Reading passage >>

▬▬▬

The Regulation of Geoengineering - Science and Technology Committee Contents

Memorandum submitted by Research Councils UK (RCUK) (GEO 10)


  1.  Research Councils UK (RCUK) is a strategic partnership set up to champion the research supported by the seven UK Research Councils. RCUK was established in 2002 to enable the Councils to work together more effectively to enhance the overall impact and effectiveness of their research, training and innovation activities, contributing to the delivery of the Government's objectives for science and innovation. Further details are available at

  2.  This evidence is submitted by RCUK on behalf of the Economic and Social Research Council (ESRC) and the Natural Environment Research Council (NERC) and represents their independent views. It does not include or necessarily reflect the views of the Department for Business, Innovation, and Skills.

  3.  The ESRC and the NERC have contributed to the main text of this response. NERC input was provided by Swindon Office staff, the Plymouth Marine Laboratory, and the Oceans 2025 programme. In the preparation of this submission it has been agreed that beyond the potential funding of high quality research there are no conflicts of interest to declare.


  4.  While the term "geoengineering" is useful to collectively refer to methods of large-scale intervention in the global climate, it is worth noting that technologies fall into two distinct categories; those which remove CO2 (or other GHG) from the atmosphere (Carbon Dioxide Removal techniques—CDR); and those that mediate the level of sunlight and heat that is absorbed by the Earth (Solar Radiation Management techniques—SRM). Different techniques offer different opportunities, have different effects and carry different risks which raise different questions about the regulation of geoengineering.

  5.  Given the limited geoengineering research undertaken to date, the major social, environmental and technological uncertainties associated with its developmental infancy, and the specificity of the various techniques and technologies collectively referred to as geoengineering, it is not yet appropriate to outline a definitive framework for its regulation. Indeed, given the levels of uncertainty it is essential that all mechanisms established to regulate geoengineering are able to adapt to the evolving technological, environmental, and socio-political context within which they operate.

▬▬▬

Information supplied >>
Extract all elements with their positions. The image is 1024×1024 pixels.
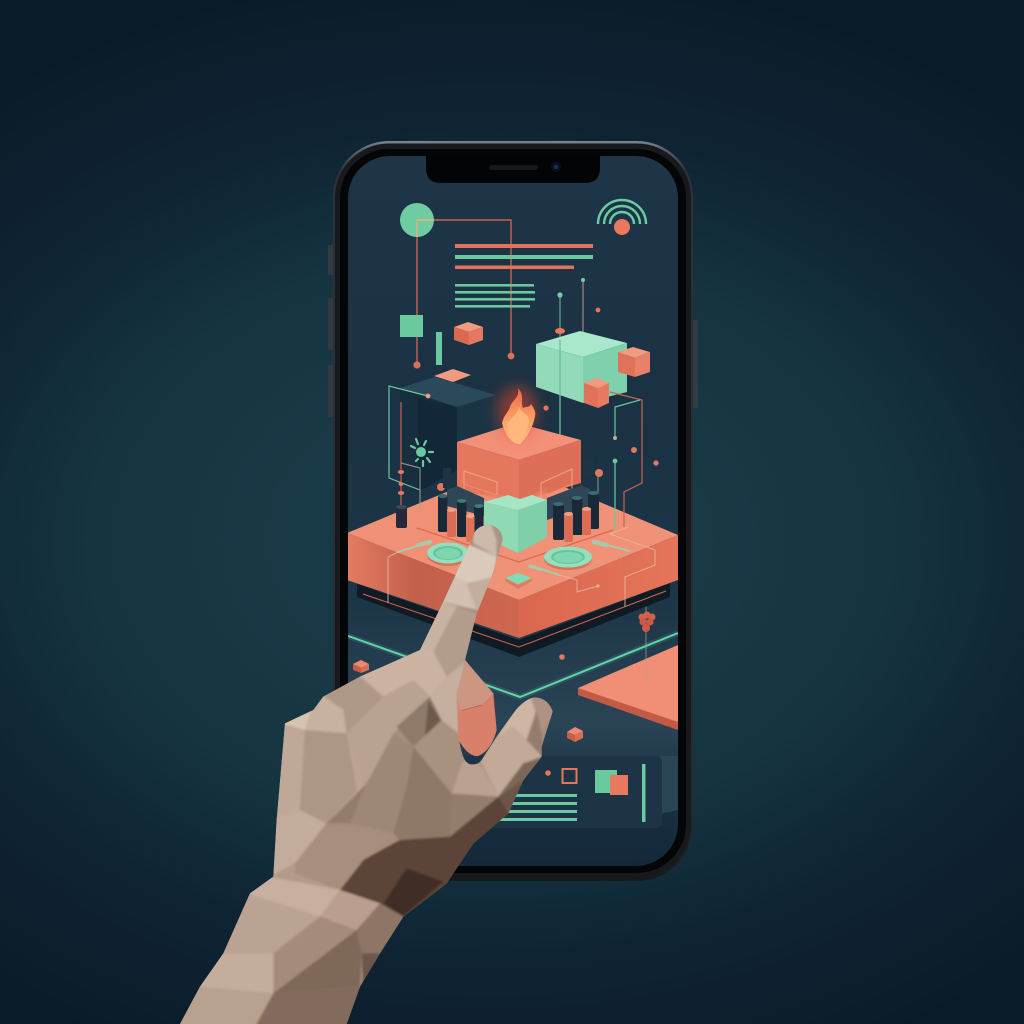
- notch: [426, 156, 600, 183]
- phone body: [333, 141, 693, 881]
- center block: [457, 427, 581, 499]
- mint center block: [484, 495, 547, 553]
- columns left: [438, 494, 484, 542]
- phone: [328, 141, 698, 881]
- hand silhouette: [173, 520, 560, 1024]
- thumb facets: [450, 695, 555, 837]
- pins: [555, 278, 600, 440]
- small floor cubes: [353, 654, 583, 742]
- lower right floor wedge: [660, 756, 678, 814]
- dark column ring: [447, 485, 590, 520]
- floating dots right: [543, 405, 659, 466]
- green square and bar: [400, 315, 442, 365]
- circuit end dots: [413, 353, 514, 369]
- dark cube: [400, 369, 496, 492]
- plates: [427, 542, 592, 570]
- wrist and forearm facets: [173, 877, 407, 1024]
- side buttons: [328, 245, 698, 417]
- circuit nodes left: [398, 394, 430, 495]
- columns right: [553, 491, 599, 542]
- flame: [497, 386, 537, 444]
- floor outline lines: [348, 633, 678, 697]
- circuit lines left: [389, 386, 428, 510]
- rear dark columns: [443, 468, 451, 488]
- platform base: [348, 488, 678, 657]
- hand: [173, 520, 560, 1024]
- floor panel: [578, 645, 678, 730]
- floating orange cube: [454, 322, 483, 345]
- lollipop markers: [437, 469, 603, 495]
- screen contents: [347, 200, 678, 828]
- screen: [348, 156, 678, 866]
- circuit lines top: [417, 220, 511, 365]
- red cluster on pole: [638, 606, 656, 680]
- knuckles and back of hand facets: [273, 647, 468, 840]
- cutlery: [398, 542, 629, 575]
- sun icon: [411, 439, 433, 466]
- upper indicator circle: [400, 203, 434, 237]
- small cubes on mint cube: [584, 347, 650, 408]
- small cylinder left: [396, 505, 407, 528]
- lower palm facets: [270, 810, 393, 890]
- middle finger: [452, 660, 497, 756]
- bottom panel: [500, 758, 662, 822]
- big mint cube: [536, 331, 627, 440]
- index finger facets: [417, 522, 507, 677]
- wifi icon: [598, 200, 646, 235]
- platform circuit lines: [388, 527, 655, 607]
- circuit lines right: [610, 392, 642, 530]
- shadow facets: [340, 797, 510, 918]
- text bars: [455, 244, 593, 308]
- small mint diamond: [505, 573, 532, 589]
- platform circuit node: [596, 584, 600, 588]
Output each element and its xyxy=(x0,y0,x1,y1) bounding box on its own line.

▬▬▬

Set problem >>
Using the geoengineering memorandum, decide whether each statement agrees with it, answering yes or no and quoting the words that decide it. 1. Research Councils UK was set up in 2002. 2. The submission reflects the views of the Department for Business, Innovation, and Skills. 3. The memorandum holds that a definitive framework for regulating geoengineering can now be outlined.

Worked answer >>
1. Yes: "RCUK was established in 2002"
2. No: "It does not include or necessarily reflect the views of the Department for Business, Innovation, and Skills."
3. No: "it is not yet appropriate to outline a definitive framework for its regulation"